For every line in the records that has the word "סטודנטים", make a copy.

(Figure dataset records)
*****
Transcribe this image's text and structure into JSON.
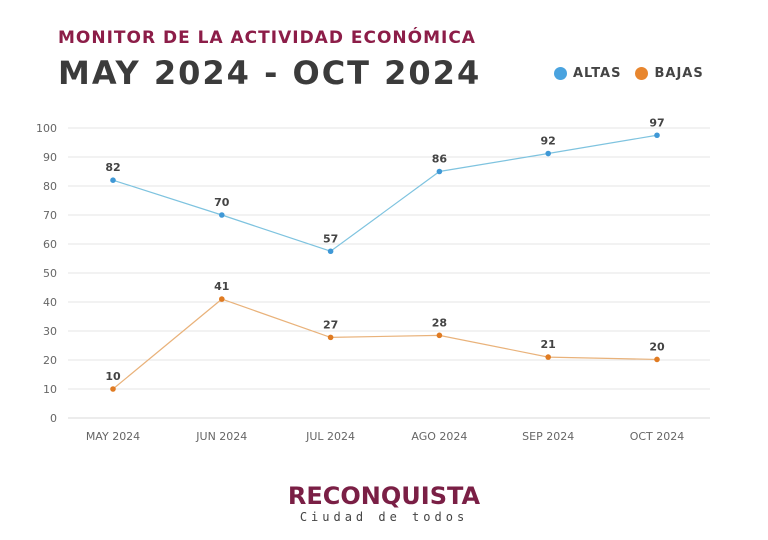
{
  "header": {
    "subtitle": "MONITOR DE LA ACTIVIDAD ECONÓMICA",
    "title": "MAY 2024 - OCT 2024"
  },
  "legend": [
    {
      "label": "ALTAS",
      "color": "#4aa3df"
    },
    {
      "label": "BAJAS",
      "color": "#e8862e"
    }
  ],
  "chart_data": {
    "type": "line",
    "title": "MAY 2024 - OCT 2024",
    "categories": [
      "MAY 2024",
      "JUN 2024",
      "JUL 2024",
      "AGO 2024",
      "SEP 2024",
      "OCT 2024"
    ],
    "series": [
      {
        "name": "ALTAS",
        "color": "#7ec3df",
        "marker_color": "#3f98d6",
        "values": [
          82,
          70,
          57,
          86,
          92,
          97
        ]
      },
      {
        "name": "BAJAS",
        "color": "#e9b27a",
        "marker_color": "#e07b22",
        "values": [
          10,
          41,
          27,
          28,
          21,
          20
        ]
      }
    ],
    "plotted_values": [
      [
        82,
        70,
        57.5,
        85,
        91.2,
        97.5
      ],
      [
        10,
        41,
        27.8,
        28.5,
        21,
        20.2
      ]
    ],
    "ylim": [
      0,
      100
    ],
    "yticks": [
      0,
      10,
      20,
      30,
      40,
      50,
      60,
      70,
      80,
      90,
      100
    ],
    "grid": true,
    "legend_position": "top-right"
  },
  "logo": {
    "brand": "RECONQUISTA",
    "tagline": "Ciudad de todos"
  }
}
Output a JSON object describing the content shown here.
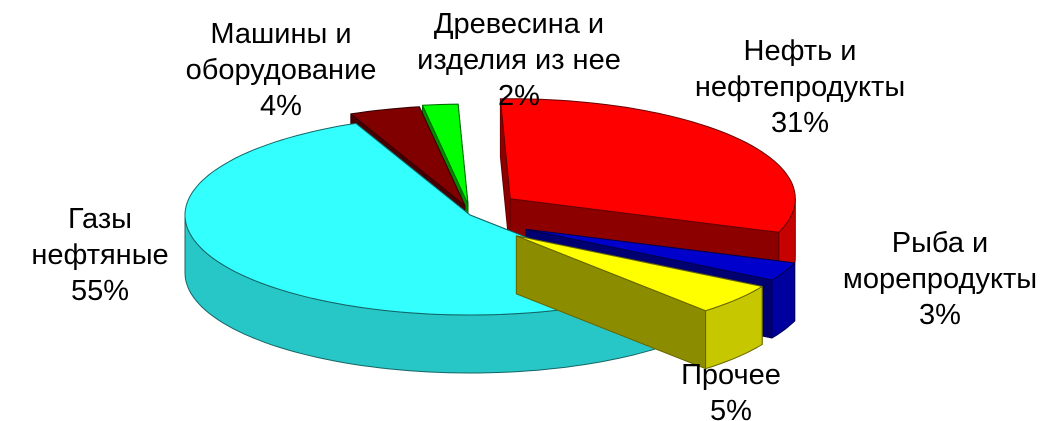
{
  "chart_data": {
    "type": "pie",
    "title": "",
    "slices": [
      {
        "label_lines": [
          "Нефть и",
          "нефтепродукты"
        ],
        "value": 31,
        "value_label": "31%",
        "color": "#ff0000"
      },
      {
        "label_lines": [
          "Рыба и",
          "морепродукты"
        ],
        "value": 3,
        "value_label": "3%",
        "color": "#0000cc"
      },
      {
        "label_lines": [
          "Прочее"
        ],
        "value": 5,
        "value_label": "5%",
        "color": "#ffff00"
      },
      {
        "label_lines": [
          "Газы",
          "нефтяные"
        ],
        "value": 55,
        "value_label": "55%",
        "color": "#33ffff"
      },
      {
        "label_lines": [
          "Машины и",
          "оборудование"
        ],
        "value": 4,
        "value_label": "4%",
        "color": "#800000"
      },
      {
        "label_lines": [
          "Древесина и",
          "изделия из нее"
        ],
        "value": 2,
        "value_label": "2%",
        "color": "#00ff00"
      }
    ],
    "legend": "none"
  }
}
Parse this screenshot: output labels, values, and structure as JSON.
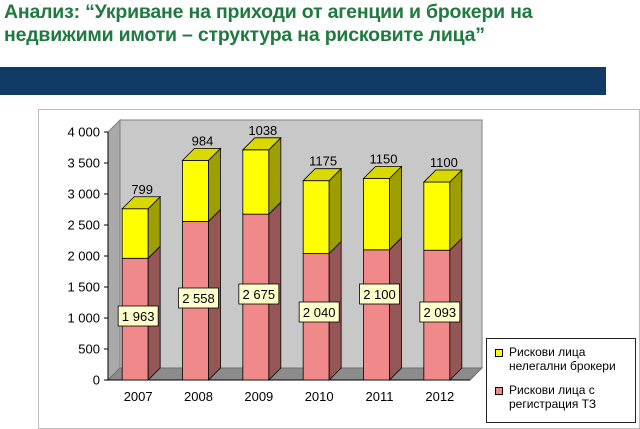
{
  "slide": {
    "title": "Анализ: “Укриване на приходи от агенции и брокери на недвижими имоти – структура на рисковите лица”"
  },
  "colors": {
    "title": "#1f7a3f",
    "bar_band": "#0f3b66",
    "series_bottom": "#f08a8a",
    "series_top": "#ffff00",
    "wall": "#c8c8c8",
    "floor": "#8c8c8c",
    "label_box": "#ffffcc"
  },
  "chart_data": {
    "type": "bar",
    "stacked": true,
    "three_d": true,
    "categories": [
      "2007",
      "2008",
      "2009",
      "2010",
      "2011",
      "2012"
    ],
    "series": [
      {
        "name": "Рискови лица с регистрация ТЗ",
        "values": [
          1963,
          2558,
          2675,
          2040,
          2100,
          2093
        ],
        "labels": [
          "1 963",
          "2 558",
          "2 675",
          "2 040",
          "2 100",
          "2 093"
        ]
      },
      {
        "name": "Рискови лица нелегални брокери",
        "values": [
          799,
          984,
          1038,
          1175,
          1150,
          1100
        ],
        "labels": [
          "799",
          "984",
          "1038",
          "1175",
          "1150",
          "1100"
        ]
      }
    ],
    "ylim": [
      0,
      4000
    ],
    "yticks": [
      0,
      500,
      1000,
      1500,
      2000,
      2500,
      3000,
      3500,
      4000
    ],
    "ytick_labels": [
      "0",
      "500",
      "1 000",
      "1 500",
      "2 000",
      "2 500",
      "3 000",
      "3 500",
      "4 000"
    ],
    "grid": false,
    "legend_position": "right-bottom",
    "legend": [
      {
        "line1": "Рискови лица",
        "line2": "нелегални брокери"
      },
      {
        "line1": "Рискови лица с",
        "line2": "регистрация ТЗ"
      }
    ]
  }
}
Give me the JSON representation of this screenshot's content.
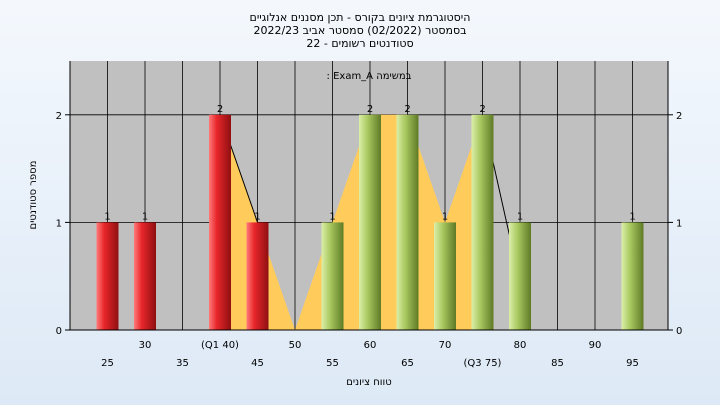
{
  "chart_data": {
    "type": "bar",
    "title_lines": [
      "היסטוגרמת ציונים בקורס - תכן מסננים אנלוגיים",
      "בסמסטר  (02/2022)  סמסטר אביב 2022/23",
      "סטודנטים רשומים - 22"
    ],
    "annotation": ": Exam_A במשימה",
    "xlabel": "טווח ציונים",
    "ylabel": "מספר סטודנטים",
    "ylim": [
      0,
      2.5
    ],
    "yticks": [
      0,
      1,
      2
    ],
    "x_tick_labels": [
      "25",
      "30",
      "35",
      "(Q1 40)",
      "45",
      "50",
      "55",
      "60",
      "65",
      "70",
      "(Q3 75)",
      "80",
      "85",
      "90",
      "95"
    ],
    "bars": [
      {
        "x": 25,
        "value": 1,
        "label": "1"
      },
      {
        "x": 30,
        "value": 1,
        "label": "1"
      },
      {
        "x": 40,
        "value": 2,
        "label": "2"
      },
      {
        "x": 45,
        "value": 1,
        "label": "1"
      },
      {
        "x": 55,
        "value": 1,
        "label": "1"
      },
      {
        "x": 60,
        "value": 2,
        "label": "2"
      },
      {
        "x": 65,
        "value": 2,
        "label": "2"
      },
      {
        "x": 70,
        "value": 1,
        "label": "1"
      },
      {
        "x": 75,
        "value": 2,
        "label": "2"
      },
      {
        "x": 80,
        "value": 1,
        "label": "1"
      },
      {
        "x": 95,
        "value": 1,
        "label": "1"
      }
    ],
    "red_threshold": 45,
    "interquartile_range": [
      40,
      75
    ],
    "grid": true,
    "colors": {
      "plot_bg": "#c0c0c0",
      "area_fill": "#ffcc5c",
      "red_bar": "#e8262a",
      "green_bar": "#a8c860",
      "grid": "#000000"
    }
  }
}
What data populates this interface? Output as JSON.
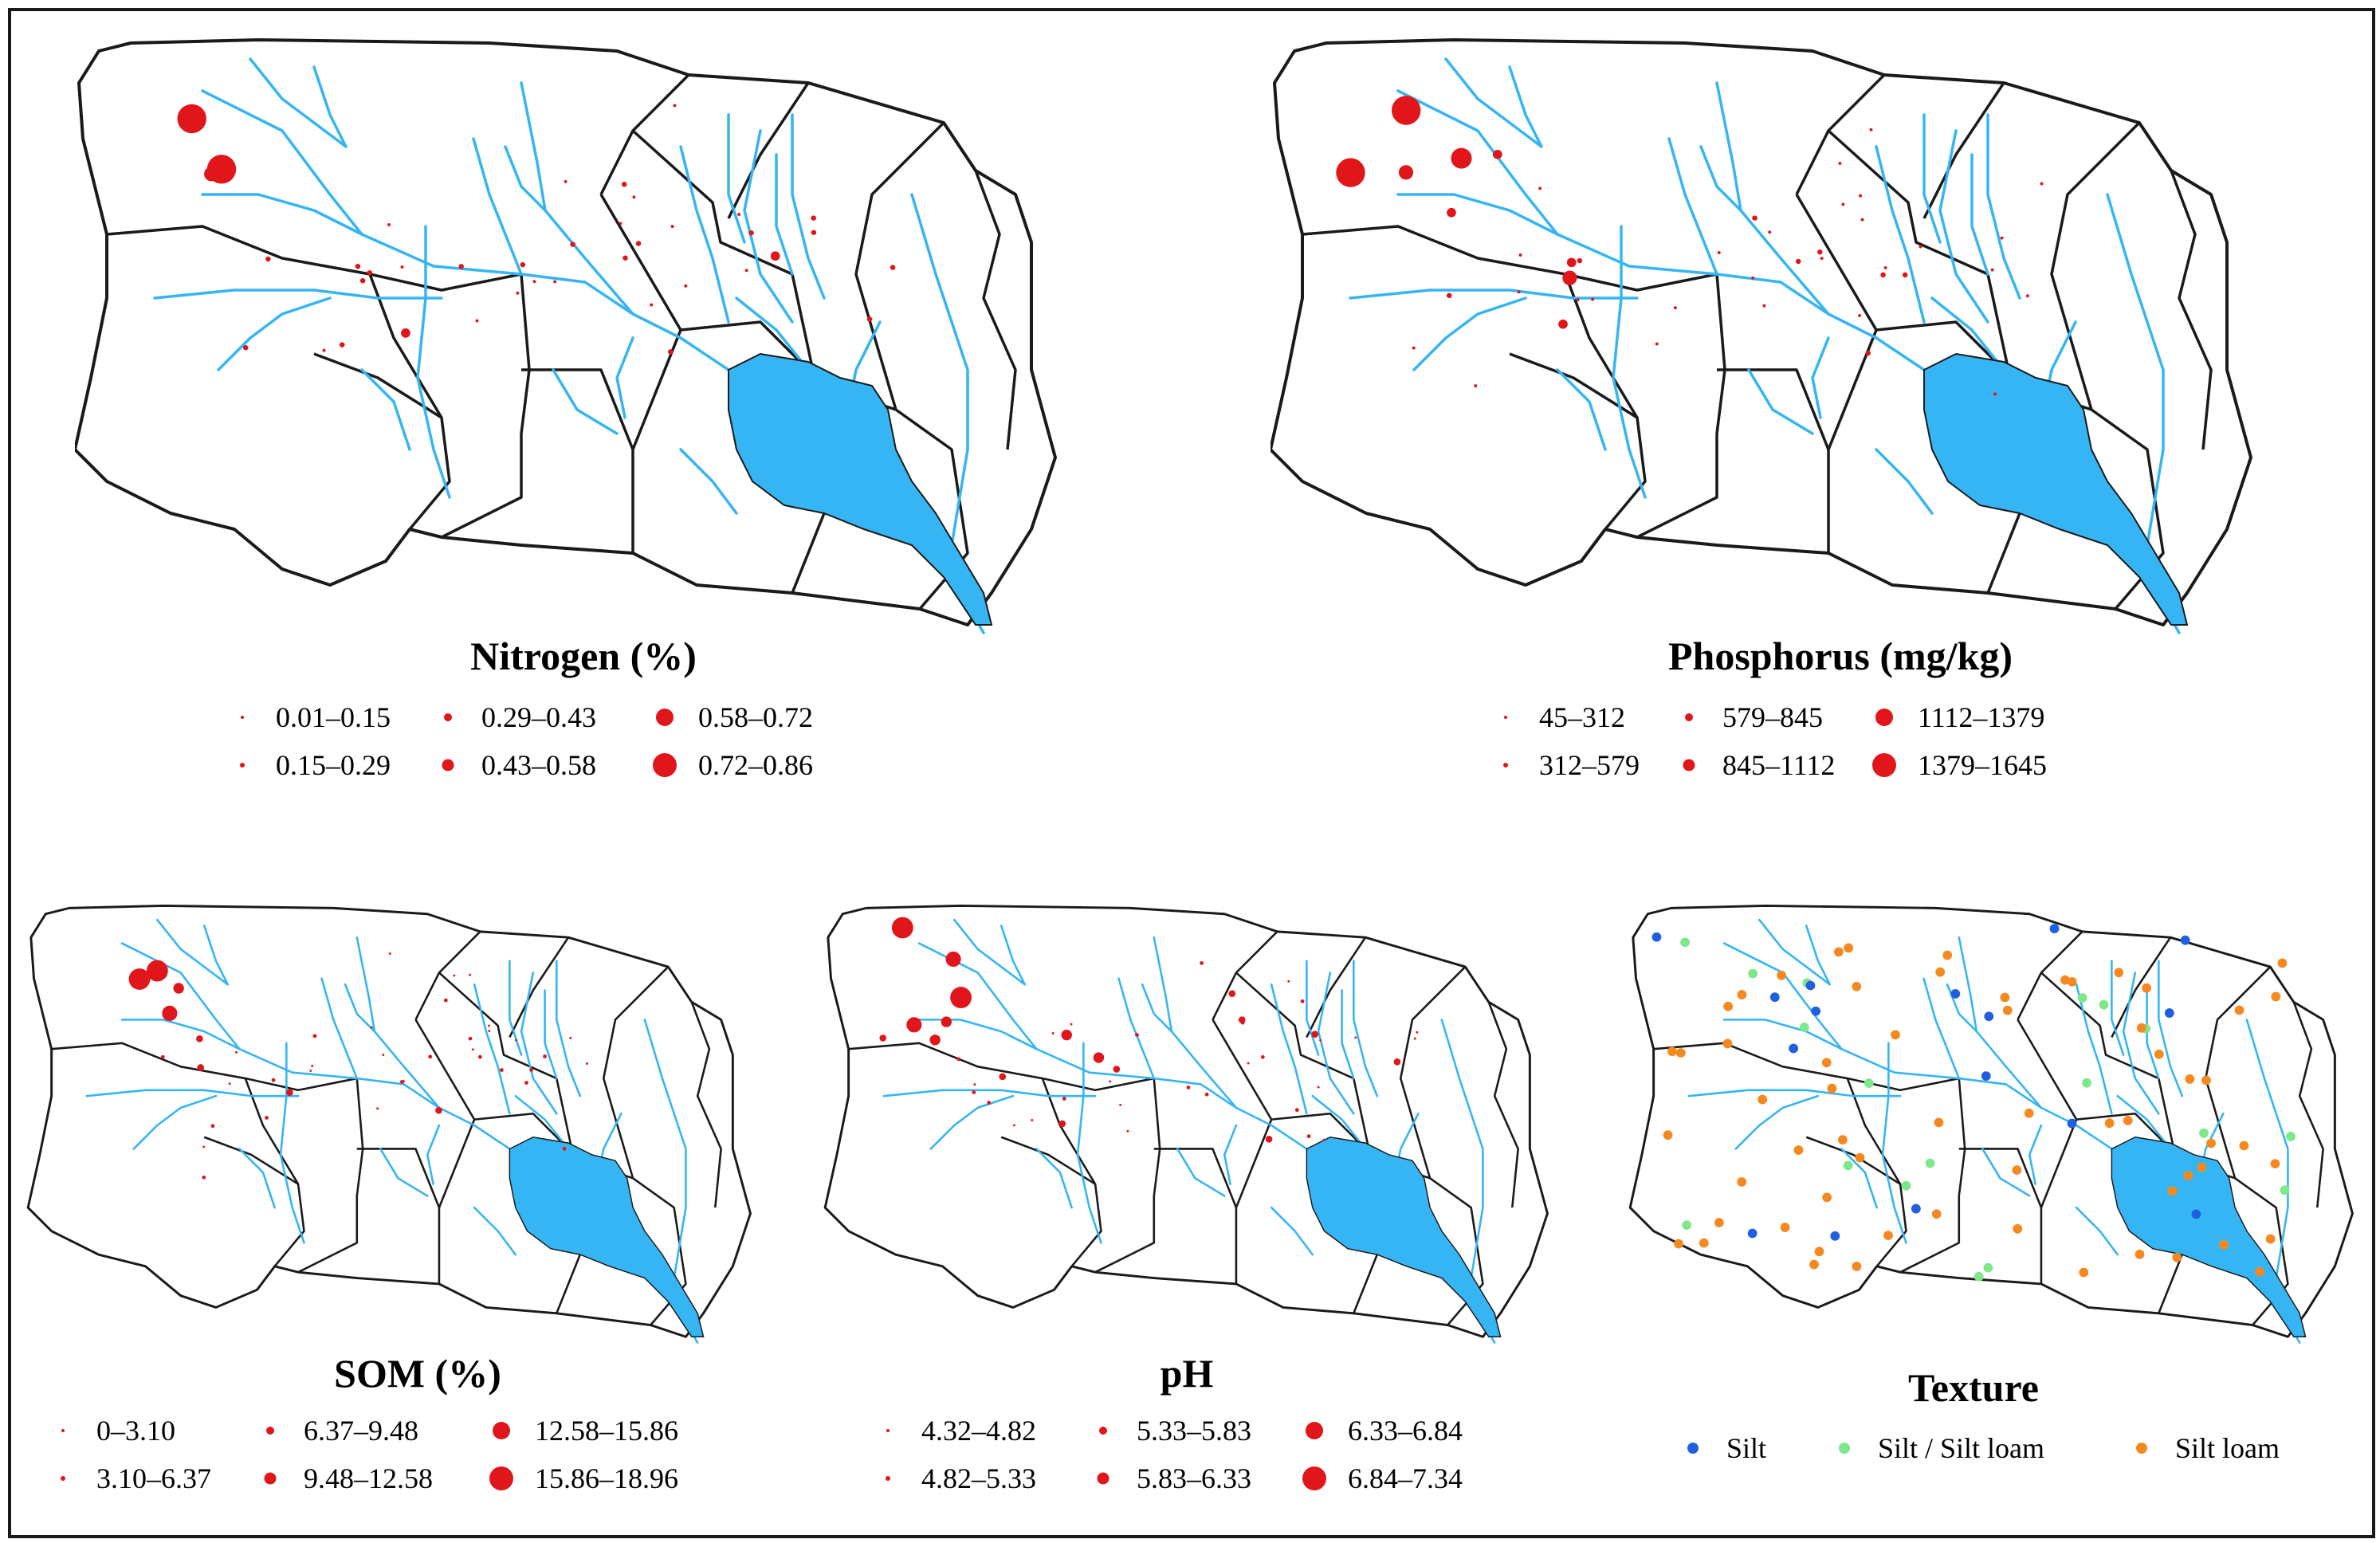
{
  "colors": {
    "outline": "#1a1a1a",
    "water": "#35b5f4",
    "point": "#e0161b",
    "silt": "#1f5fe0",
    "silt_silt_loam": "#7de88a",
    "silt_loam": "#f5891f"
  },
  "panels": [
    {
      "id": "nitrogen",
      "title": "Nitrogen (%)",
      "legend": [
        {
          "label": "0.01–0.15",
          "size_class": 1
        },
        {
          "label": "0.15–0.29",
          "size_class": 2
        },
        {
          "label": "0.29–0.43",
          "size_class": 3
        },
        {
          "label": "0.43–0.58",
          "size_class": 4
        },
        {
          "label": "0.58–0.72",
          "size_class": 5
        },
        {
          "label": "0.72–0.86",
          "size_class": 6
        }
      ]
    },
    {
      "id": "phosphorus",
      "title": "Phosphorus (mg/kg)",
      "legend": [
        {
          "label": "45–312",
          "size_class": 1
        },
        {
          "label": "312–579",
          "size_class": 2
        },
        {
          "label": "579–845",
          "size_class": 3
        },
        {
          "label": "845–1112",
          "size_class": 4
        },
        {
          "label": "1112–1379",
          "size_class": 5
        },
        {
          "label": "1379–1645",
          "size_class": 6
        }
      ]
    },
    {
      "id": "som",
      "title": "SOM (%)",
      "legend": [
        {
          "label": "0–3.10",
          "size_class": 1
        },
        {
          "label": "3.10–6.37",
          "size_class": 2
        },
        {
          "label": "6.37–9.48",
          "size_class": 3
        },
        {
          "label": "9.48–12.58",
          "size_class": 4
        },
        {
          "label": "12.58–15.86",
          "size_class": 5
        },
        {
          "label": "15.86–18.96",
          "size_class": 6
        }
      ]
    },
    {
      "id": "ph",
      "title": "pH",
      "legend": [
        {
          "label": "4.32–4.82",
          "size_class": 1
        },
        {
          "label": "4.82–5.33",
          "size_class": 2
        },
        {
          "label": "5.33–5.83",
          "size_class": 3
        },
        {
          "label": "5.83–6.33",
          "size_class": 4
        },
        {
          "label": "6.33–6.84",
          "size_class": 5
        },
        {
          "label": "6.84–7.34",
          "size_class": 6
        }
      ]
    },
    {
      "id": "texture",
      "title": "Texture",
      "legend": [
        {
          "label": "Silt",
          "color_key": "silt"
        },
        {
          "label": "Silt / Silt loam",
          "color_key": "silt_silt_loam"
        },
        {
          "label": "Silt loam",
          "color_key": "silt_loam"
        }
      ]
    }
  ],
  "samples": {
    "nitrogen": [
      [
        0.12,
        0.12,
        6
      ],
      [
        0.17,
        0.21,
        5
      ],
      [
        0.18,
        0.37,
        3
      ],
      [
        0.2,
        0.88,
        1
      ],
      [
        0.13,
        0.6,
        2
      ],
      [
        0.28,
        0.96,
        1
      ],
      [
        0.36,
        0.56,
        3
      ],
      [
        0.27,
        0.82,
        2
      ],
      [
        0.38,
        0.62,
        1
      ],
      [
        0.42,
        0.54,
        2
      ],
      [
        0.3,
        0.67,
        1
      ],
      [
        0.31,
        0.77,
        3
      ],
      [
        0.33,
        0.82,
        2
      ],
      [
        0.35,
        0.55,
        1
      ],
      [
        0.52,
        0.62,
        1
      ],
      [
        0.46,
        0.52,
        1
      ],
      [
        0.54,
        0.7,
        1
      ],
      [
        0.5,
        0.95,
        1
      ],
      [
        0.56,
        0.78,
        1
      ],
      [
        0.6,
        0.42,
        2
      ],
      [
        0.62,
        0.25,
        1
      ],
      [
        0.65,
        0.24,
        1
      ],
      [
        0.69,
        0.42,
        2
      ],
      [
        0.72,
        0.62,
        1
      ],
      [
        0.7,
        0.24,
        1
      ],
      [
        0.74,
        0.3,
        1
      ],
      [
        0.78,
        0.44,
        2
      ],
      [
        0.73,
        0.52,
        1
      ],
      [
        0.76,
        0.76,
        2
      ],
      [
        0.64,
        0.72,
        1
      ],
      [
        0.67,
        0.66,
        1
      ],
      [
        0.62,
        0.5,
        1
      ],
      [
        0.57,
        0.53,
        1
      ],
      [
        0.86,
        0.5,
        1
      ],
      [
        0.88,
        0.6,
        2
      ],
      [
        0.82,
        0.56,
        1
      ],
      [
        0.96,
        0.62,
        1
      ],
      [
        0.92,
        0.5,
        1
      ],
      [
        0.72,
        1.0,
        2
      ],
      [
        0.88,
        1.0,
        1
      ]
    ]
  }
}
*****
(In response)
      "סטודנטים רשומים - 22"
    "ylabel": "מספר סטודנטים",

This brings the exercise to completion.